Madelaine Petsch wrote recently, “The people who are bullying you, they’re insecure about who they are, and that’s why they’re bullying you. It never has to do with the person they’re bullying. They desperately want to be loved and be accepted, and they go out of their way to make people feel unaccepted so that they’re not alone.”

So what do we do in a world filled with bullies? Do we bully them back? 

No, Christ teaches us to love each other – and that means loving the bullies, too! But that doesn’t mean that we allow them to keep bullying. Bad behavior is bad behavior, and it needs to stop.

Perhaps the answer is found in John chapter 3 – where it talks about Jesus as the light of the world. Verse 19 says, “This is the verdict: Light has come into the world, but people loved darkness instead of light because their deeds were evil.”

Our best strategy is to shine light. Practice faithfulness. Let your light be seen. The immediate result is that the bullies will then close in and focus on you, because they don’t like their deeds to be made known! But it is the first step in healing. When bullies are prevented from their actions, they will cry that they are being oppressed and their rights are being taken away – but it’s the only way that God can eventually convict and heal them. 

 How can we keep from being bullies (even to bullies)? The best way is to submit ourselves to the authority of others who are also honestly trying to follow Jesus, and ask them to help us to become as humble as Jesus was.

| What you have to do |
Rewrite the part of the passage on bullying that begins at "Madelaine Petsch wrote" and stops after "bully them back?", putting "unsure" in place of "insecure".

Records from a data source
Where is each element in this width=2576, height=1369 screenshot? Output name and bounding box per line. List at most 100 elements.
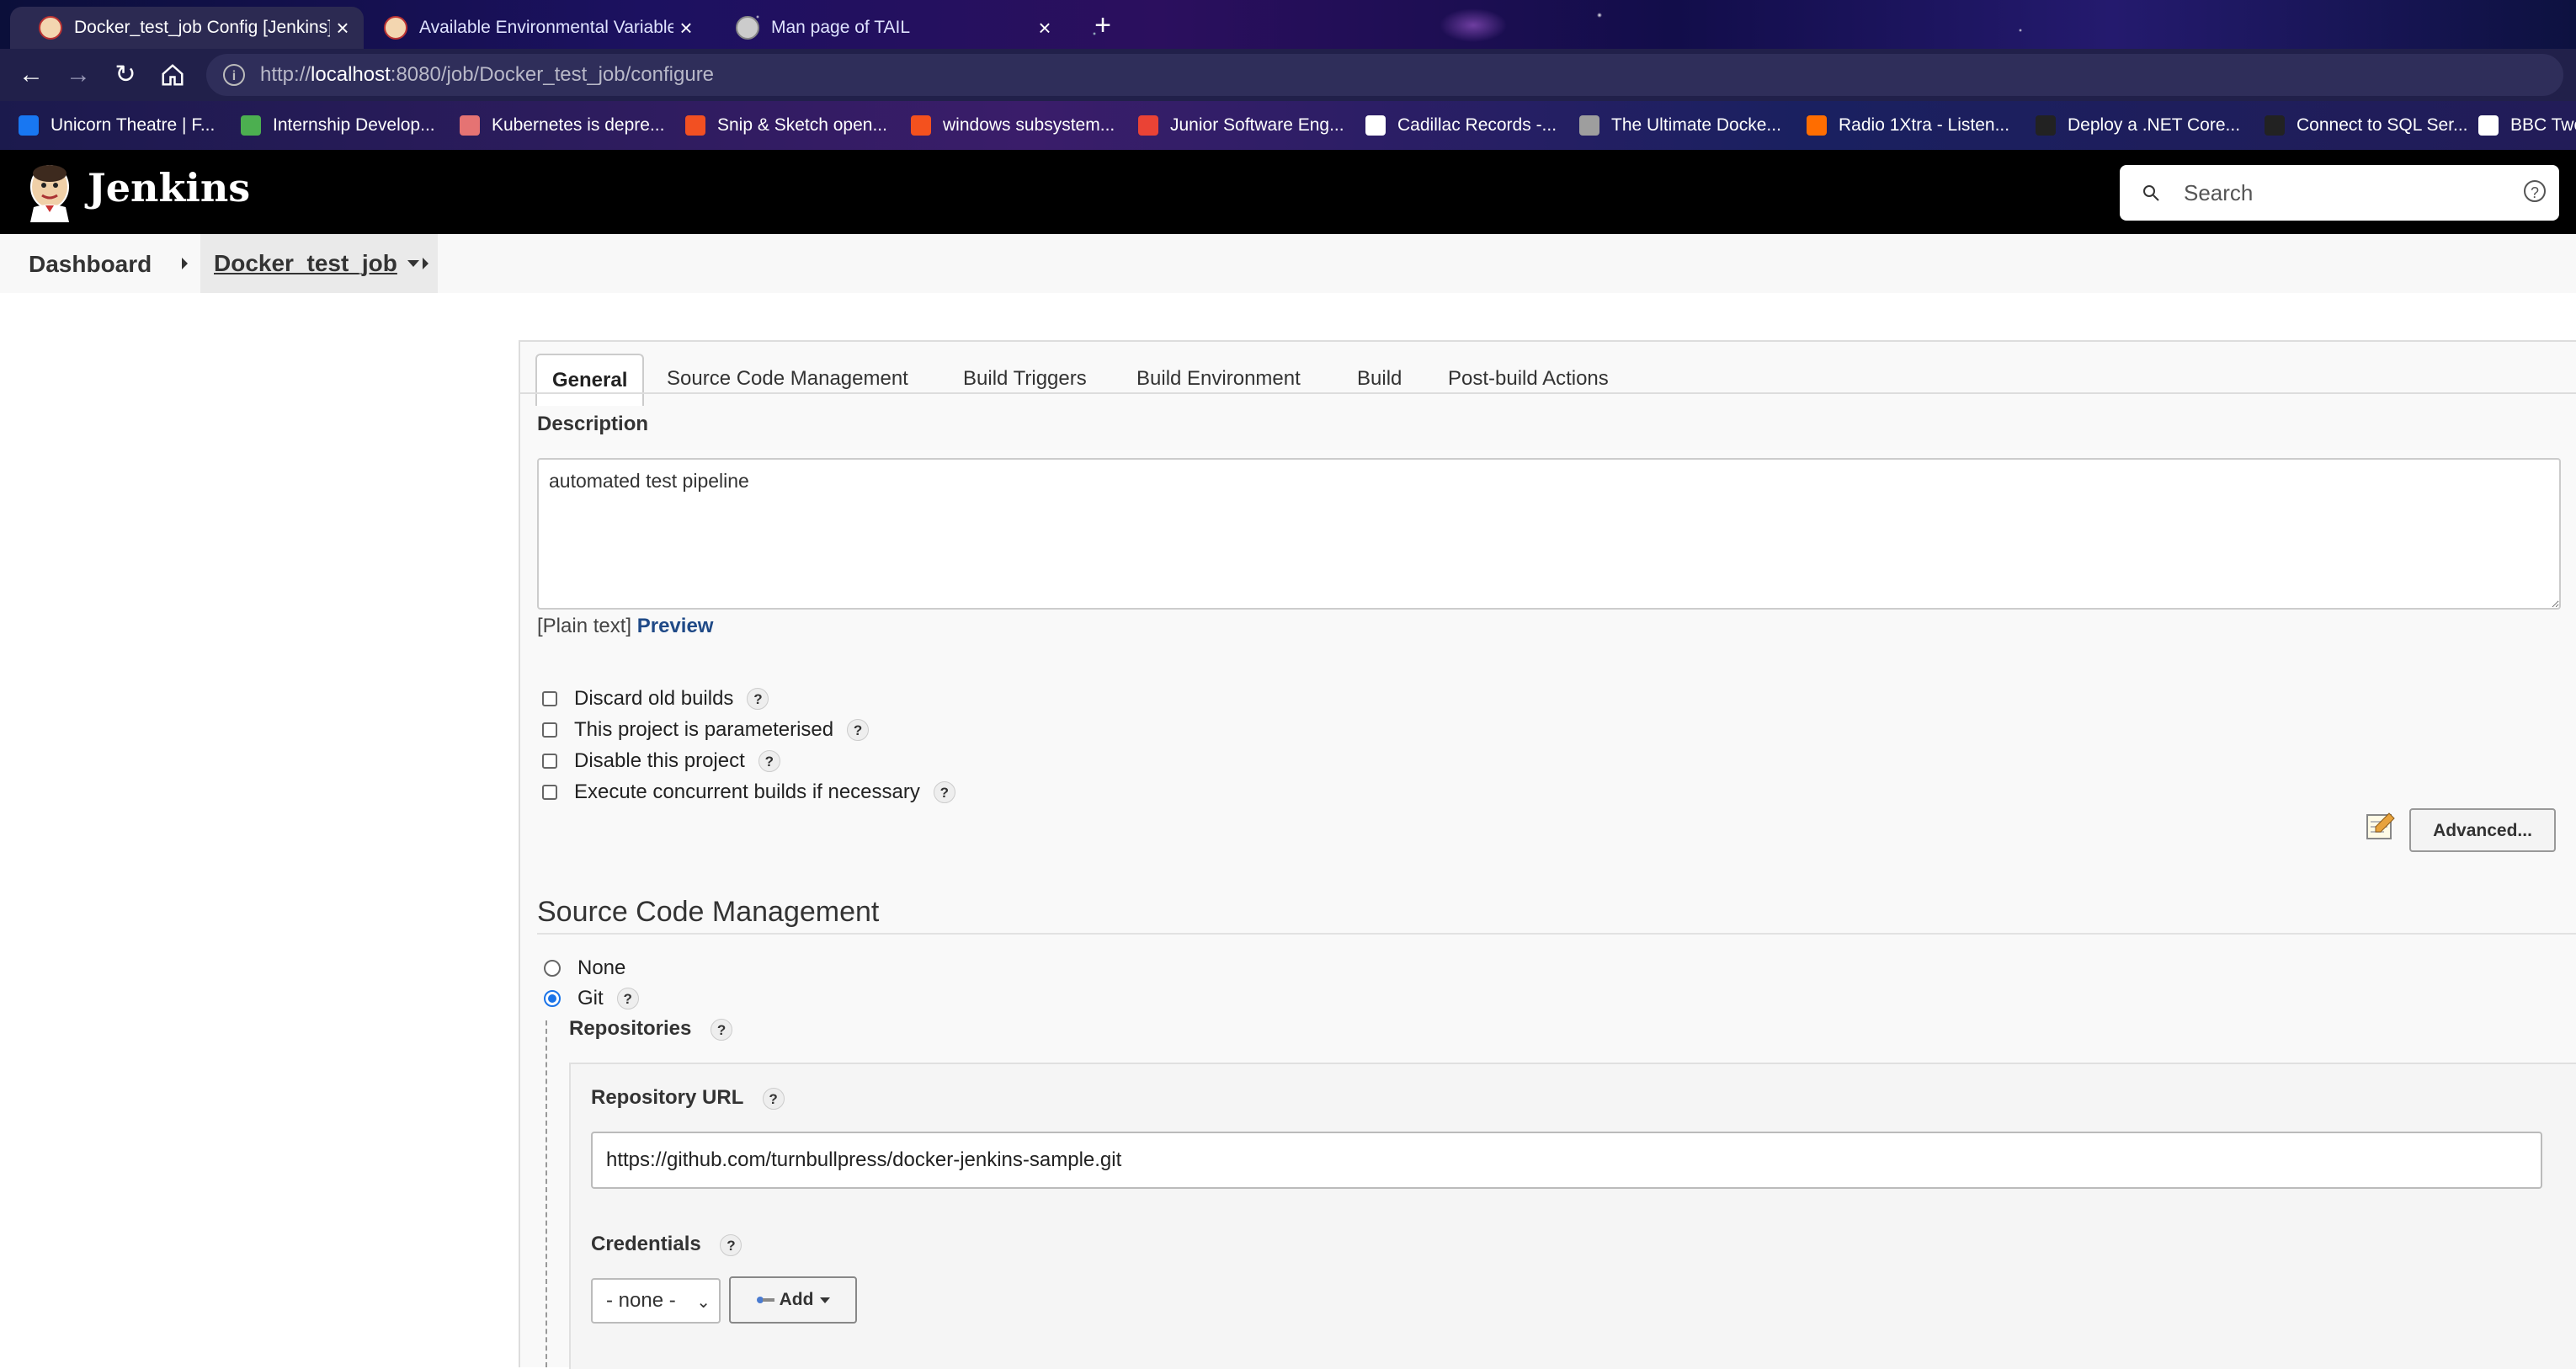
bookmark-favicon-icon	[685, 115, 705, 136]
new-tab-button[interactable]: +	[1086, 8, 1120, 42]
option-concurrent-builds[interactable]: Execute concurrent builds if necessary ?	[542, 780, 955, 804]
option-discard-old-builds[interactable]: Discard old builds ?	[542, 687, 769, 711]
jenkins-favicon-icon	[39, 16, 62, 40]
section-divider	[537, 933, 2576, 935]
bookmark-favicon-icon	[2478, 115, 2499, 136]
repository-url-input[interactable]	[591, 1132, 2542, 1189]
bookmark-favicon-icon	[1579, 115, 1599, 136]
bookmark-favicon-icon	[911, 115, 931, 136]
bookmark-item[interactable]: Connect to SQL Ser...	[2265, 113, 2468, 138]
tab-general[interactable]: General	[535, 354, 645, 406]
scm-option-label: Git	[577, 987, 604, 1009]
reload-icon[interactable]: ↻	[106, 56, 145, 94]
address-bar[interactable]: i http://localhost:8080/job/Docker_test_…	[206, 54, 2563, 96]
site-info-icon[interactable]: i	[223, 64, 245, 86]
close-tab-icon[interactable]: ×	[673, 15, 699, 41]
advanced-button[interactable]: Advanced...	[2409, 808, 2556, 852]
bookmark-item[interactable]: Internship Develop...	[241, 113, 435, 138]
preview-link[interactable]: Preview	[637, 615, 714, 637]
description-label: Description	[537, 413, 649, 435]
checkbox[interactable]	[542, 691, 557, 706]
add-credentials-button[interactable]: Add	[729, 1276, 857, 1324]
notepad-icon[interactable]	[2364, 810, 2396, 842]
scm-option-none[interactable]: None	[544, 956, 625, 980]
help-icon[interactable]: ?	[933, 781, 955, 803]
plain-text-label: [Plain text]	[537, 615, 632, 637]
bookmark-item[interactable]: The Ultimate Docke...	[1579, 113, 1781, 138]
jenkins-search-box[interactable]: ?	[2120, 165, 2559, 221]
radio-button[interactable]	[544, 960, 561, 977]
config-panel: General Source Code Management Build Tri…	[519, 340, 2576, 1369]
credentials-select[interactable]: - none - ⌄	[591, 1278, 721, 1324]
address-url: http://localhost:8080/job/Docker_test_jo…	[260, 63, 715, 86]
bookmark-item[interactable]: Radio 1Xtra - Listen...	[1807, 113, 2009, 138]
repositories-label-text: Repositories	[569, 1017, 692, 1040]
browser-tab-man-tail[interactable]: Man page of TAIL ×	[721, 7, 1066, 49]
option-parameterised[interactable]: This project is parameterised ?	[542, 718, 870, 742]
breadcrumb: Dashboard Docker_test_job	[0, 234, 2576, 293]
description-textarea[interactable]: automated test pipeline	[537, 458, 2561, 610]
bookmark-label: Junior Software Eng...	[1170, 115, 1344, 135]
search-icon	[2143, 185, 2159, 201]
close-tab-icon[interactable]: ×	[330, 15, 355, 41]
bookmark-item[interactable]: Kubernetes is depre...	[460, 113, 664, 138]
help-icon[interactable]: ?	[847, 719, 870, 741]
bookmark-favicon-icon	[2036, 115, 2056, 136]
jenkins-brand[interactable]: Jenkins	[88, 165, 250, 210]
scm-option-git[interactable]: Git ?	[544, 987, 639, 1010]
search-help-icon[interactable]: ?	[2524, 180, 2546, 202]
browser-tab-env-vars[interactable]: Available Environmental Variable ×	[370, 7, 707, 49]
jenkins-logo-icon[interactable]	[24, 162, 76, 222]
back-icon[interactable]: ←	[12, 56, 51, 94]
jenkins-favicon-icon	[384, 16, 407, 40]
checkbox[interactable]	[542, 722, 557, 738]
tab-source-code-management[interactable]: Source Code Management	[652, 354, 923, 404]
credentials-selected-value: - none -	[606, 1289, 676, 1312]
bookmark-item[interactable]: Snip & Sketch open...	[685, 113, 887, 138]
help-icon[interactable]: ?	[762, 1088, 785, 1110]
radio-button-selected[interactable]	[544, 990, 561, 1007]
help-icon[interactable]: ?	[616, 988, 639, 1009]
bookmark-item[interactable]: Cadillac Records -...	[1365, 113, 1557, 138]
bookmark-item[interactable]: Junior Software Eng...	[1138, 113, 1344, 138]
chevron-down-icon	[820, 1297, 831, 1303]
chevron-down-icon[interactable]	[407, 260, 419, 267]
bookmark-label: Kubernetes is depre...	[492, 115, 665, 135]
breadcrumb-dashboard[interactable]: Dashboard	[29, 251, 152, 278]
tab-divider	[520, 392, 2576, 394]
repositories-label: Repositories ?	[569, 1017, 733, 1041]
bookmark-favicon-icon	[1138, 115, 1158, 136]
checkbox[interactable]	[542, 754, 557, 769]
bookmark-item[interactable]: windows subsystem...	[911, 113, 1115, 138]
bookmarks-bar: Unicorn Theatre | F... Internship Develop…	[0, 101, 2576, 150]
breadcrumb-job-label[interactable]: Docker_test_job	[214, 250, 397, 277]
repository-box	[569, 1063, 2576, 1369]
bookmark-item[interactable]: BBC Two	[2478, 113, 2576, 138]
tab-build-environment[interactable]: Build Environment	[1121, 354, 1316, 404]
option-label: Discard old builds	[574, 687, 734, 710]
browser-tab-jenkins-config[interactable]: Docker_test_job Config [Jenkins] ×	[10, 7, 364, 49]
help-icon[interactable]: ?	[758, 750, 780, 772]
key-icon	[756, 1297, 774, 1303]
home-icon[interactable]	[153, 56, 192, 94]
browser-tab-strip: Docker_test_job Config [Jenkins] × Avail…	[0, 0, 2576, 49]
bookmark-item[interactable]: Unicorn Theatre | F...	[19, 113, 215, 138]
bookmark-label: BBC Two	[2510, 115, 2576, 135]
bookmark-favicon-icon	[19, 115, 39, 136]
tab-build-triggers[interactable]: Build Triggers	[948, 354, 1102, 404]
checkbox[interactable]	[542, 785, 557, 800]
forward-icon[interactable]: →	[59, 56, 98, 94]
breadcrumb-separator-icon[interactable]	[423, 258, 428, 269]
search-input[interactable]	[2182, 178, 2505, 207]
breadcrumb-separator-icon[interactable]	[182, 258, 188, 269]
breadcrumb-job[interactable]: Docker_test_job	[200, 234, 438, 293]
help-icon[interactable]: ?	[720, 1234, 742, 1256]
tab-post-build-actions[interactable]: Post-build Actions	[1433, 354, 1624, 404]
tab-build[interactable]: Build	[1342, 354, 1417, 404]
help-icon[interactable]: ?	[747, 688, 769, 710]
option-disable-project[interactable]: Disable this project ?	[542, 749, 780, 773]
tab-title: Man page of TAIL	[771, 18, 910, 37]
close-tab-icon[interactable]: ×	[1032, 15, 1057, 41]
help-icon[interactable]: ?	[711, 1019, 733, 1041]
bookmark-item[interactable]: Deploy a .NET Core...	[2036, 113, 2240, 138]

| Solution for this exercise |
Madelaine Petsch wrote recently, “The people who are bullying you, they’re unsure about who they are, and that’s why they’re bullying you. It never has to do with the person they’re bullying. They desperately want to be loved and be accepted, and they go out of their way to make people feel unaccepted so that they’re not alone.”

So what do we do in a world filled with bullies? Do we bully them back?